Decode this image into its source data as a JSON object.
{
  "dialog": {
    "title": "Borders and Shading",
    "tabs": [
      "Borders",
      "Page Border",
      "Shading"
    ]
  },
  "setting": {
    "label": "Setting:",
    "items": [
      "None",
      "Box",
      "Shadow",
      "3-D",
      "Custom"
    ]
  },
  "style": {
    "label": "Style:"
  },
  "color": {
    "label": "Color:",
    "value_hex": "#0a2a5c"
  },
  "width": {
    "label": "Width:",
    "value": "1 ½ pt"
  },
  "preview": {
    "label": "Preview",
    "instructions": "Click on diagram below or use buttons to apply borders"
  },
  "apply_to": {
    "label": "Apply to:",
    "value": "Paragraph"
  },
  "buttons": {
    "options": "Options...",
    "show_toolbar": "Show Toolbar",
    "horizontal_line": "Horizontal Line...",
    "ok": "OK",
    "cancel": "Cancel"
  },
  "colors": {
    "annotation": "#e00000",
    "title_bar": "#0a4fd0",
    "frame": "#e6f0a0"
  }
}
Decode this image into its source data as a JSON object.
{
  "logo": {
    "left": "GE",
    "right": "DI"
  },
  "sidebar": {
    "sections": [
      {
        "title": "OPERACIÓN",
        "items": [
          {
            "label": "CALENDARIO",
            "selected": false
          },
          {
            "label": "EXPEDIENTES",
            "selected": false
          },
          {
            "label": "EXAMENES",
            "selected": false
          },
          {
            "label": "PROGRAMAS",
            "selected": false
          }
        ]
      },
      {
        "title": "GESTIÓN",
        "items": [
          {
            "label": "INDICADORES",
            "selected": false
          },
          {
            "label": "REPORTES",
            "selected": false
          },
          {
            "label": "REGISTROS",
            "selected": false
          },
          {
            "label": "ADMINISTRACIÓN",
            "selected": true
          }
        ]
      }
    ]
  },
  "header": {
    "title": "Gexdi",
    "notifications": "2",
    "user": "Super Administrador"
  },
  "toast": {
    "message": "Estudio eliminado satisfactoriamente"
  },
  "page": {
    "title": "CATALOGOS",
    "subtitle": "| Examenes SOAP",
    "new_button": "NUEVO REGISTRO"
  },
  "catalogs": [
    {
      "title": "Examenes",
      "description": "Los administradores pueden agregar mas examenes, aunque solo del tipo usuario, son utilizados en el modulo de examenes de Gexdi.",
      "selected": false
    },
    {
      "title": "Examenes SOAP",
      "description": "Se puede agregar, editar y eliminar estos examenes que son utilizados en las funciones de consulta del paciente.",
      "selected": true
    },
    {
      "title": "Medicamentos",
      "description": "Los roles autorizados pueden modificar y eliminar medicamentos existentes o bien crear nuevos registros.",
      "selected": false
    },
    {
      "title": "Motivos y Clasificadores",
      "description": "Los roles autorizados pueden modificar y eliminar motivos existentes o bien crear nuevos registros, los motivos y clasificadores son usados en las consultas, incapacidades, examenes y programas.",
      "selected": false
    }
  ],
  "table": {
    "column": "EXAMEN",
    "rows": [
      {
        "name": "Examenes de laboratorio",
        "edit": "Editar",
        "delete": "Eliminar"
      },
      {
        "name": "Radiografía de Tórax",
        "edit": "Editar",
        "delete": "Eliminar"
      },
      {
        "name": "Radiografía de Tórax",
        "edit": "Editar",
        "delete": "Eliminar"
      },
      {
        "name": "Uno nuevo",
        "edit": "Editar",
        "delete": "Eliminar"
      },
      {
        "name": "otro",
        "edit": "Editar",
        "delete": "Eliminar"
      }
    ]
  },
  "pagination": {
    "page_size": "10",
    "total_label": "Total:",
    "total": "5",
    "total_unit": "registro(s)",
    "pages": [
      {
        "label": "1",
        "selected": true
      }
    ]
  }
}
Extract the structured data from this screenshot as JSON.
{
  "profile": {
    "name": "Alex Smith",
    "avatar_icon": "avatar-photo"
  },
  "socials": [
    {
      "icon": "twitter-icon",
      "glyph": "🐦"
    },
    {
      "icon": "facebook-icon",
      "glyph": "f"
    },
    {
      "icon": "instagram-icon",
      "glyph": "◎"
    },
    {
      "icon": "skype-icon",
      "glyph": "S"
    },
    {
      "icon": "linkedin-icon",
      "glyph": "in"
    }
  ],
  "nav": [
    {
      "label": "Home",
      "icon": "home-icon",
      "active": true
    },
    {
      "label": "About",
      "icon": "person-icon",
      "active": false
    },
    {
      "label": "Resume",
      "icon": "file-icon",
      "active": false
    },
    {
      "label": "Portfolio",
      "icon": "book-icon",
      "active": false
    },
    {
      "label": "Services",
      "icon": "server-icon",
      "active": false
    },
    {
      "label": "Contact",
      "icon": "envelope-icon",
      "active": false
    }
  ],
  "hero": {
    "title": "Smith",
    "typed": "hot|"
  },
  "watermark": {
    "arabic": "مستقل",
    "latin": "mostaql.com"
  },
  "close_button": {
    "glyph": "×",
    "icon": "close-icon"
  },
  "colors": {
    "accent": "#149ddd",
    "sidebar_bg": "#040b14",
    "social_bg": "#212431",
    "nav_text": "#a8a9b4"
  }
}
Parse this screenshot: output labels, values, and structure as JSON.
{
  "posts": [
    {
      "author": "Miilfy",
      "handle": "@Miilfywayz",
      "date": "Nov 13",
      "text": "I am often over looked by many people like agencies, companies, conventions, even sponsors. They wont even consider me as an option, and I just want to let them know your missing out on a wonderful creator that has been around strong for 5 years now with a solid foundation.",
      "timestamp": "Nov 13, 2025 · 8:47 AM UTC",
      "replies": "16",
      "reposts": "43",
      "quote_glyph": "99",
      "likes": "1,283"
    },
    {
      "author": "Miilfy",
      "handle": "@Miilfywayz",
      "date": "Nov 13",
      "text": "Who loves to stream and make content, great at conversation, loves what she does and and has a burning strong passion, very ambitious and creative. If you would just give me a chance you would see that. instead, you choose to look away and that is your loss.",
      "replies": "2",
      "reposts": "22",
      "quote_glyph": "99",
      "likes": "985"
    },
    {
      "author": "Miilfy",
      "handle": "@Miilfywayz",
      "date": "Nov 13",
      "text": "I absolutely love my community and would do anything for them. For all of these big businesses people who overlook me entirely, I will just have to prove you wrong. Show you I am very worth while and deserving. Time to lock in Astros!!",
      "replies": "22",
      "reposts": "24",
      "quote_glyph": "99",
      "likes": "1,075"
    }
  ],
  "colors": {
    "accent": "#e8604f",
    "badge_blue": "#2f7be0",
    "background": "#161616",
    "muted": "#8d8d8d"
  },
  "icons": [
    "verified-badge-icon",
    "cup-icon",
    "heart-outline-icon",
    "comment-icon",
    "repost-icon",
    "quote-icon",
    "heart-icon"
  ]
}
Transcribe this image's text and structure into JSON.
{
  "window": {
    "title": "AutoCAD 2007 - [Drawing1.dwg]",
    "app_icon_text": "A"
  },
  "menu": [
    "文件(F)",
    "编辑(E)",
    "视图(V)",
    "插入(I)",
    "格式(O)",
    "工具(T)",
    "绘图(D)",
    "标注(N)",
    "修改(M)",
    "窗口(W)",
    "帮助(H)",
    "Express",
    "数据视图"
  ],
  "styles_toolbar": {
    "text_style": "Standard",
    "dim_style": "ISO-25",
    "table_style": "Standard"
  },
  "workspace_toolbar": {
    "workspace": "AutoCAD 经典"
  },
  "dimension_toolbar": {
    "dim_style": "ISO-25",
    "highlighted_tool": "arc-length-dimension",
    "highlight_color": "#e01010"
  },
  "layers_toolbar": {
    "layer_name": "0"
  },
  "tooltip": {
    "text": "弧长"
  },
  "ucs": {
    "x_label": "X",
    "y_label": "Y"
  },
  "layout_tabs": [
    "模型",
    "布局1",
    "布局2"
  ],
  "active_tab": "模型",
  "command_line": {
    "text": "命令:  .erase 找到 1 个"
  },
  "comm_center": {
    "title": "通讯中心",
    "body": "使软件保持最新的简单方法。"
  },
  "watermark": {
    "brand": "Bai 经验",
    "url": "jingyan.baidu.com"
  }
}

* * *

• PROBLEM DESCRIPTION:
How many of the lines in the listing above hold the word "would"? Report only that figure.

• EXERCISE OUTPUT:
2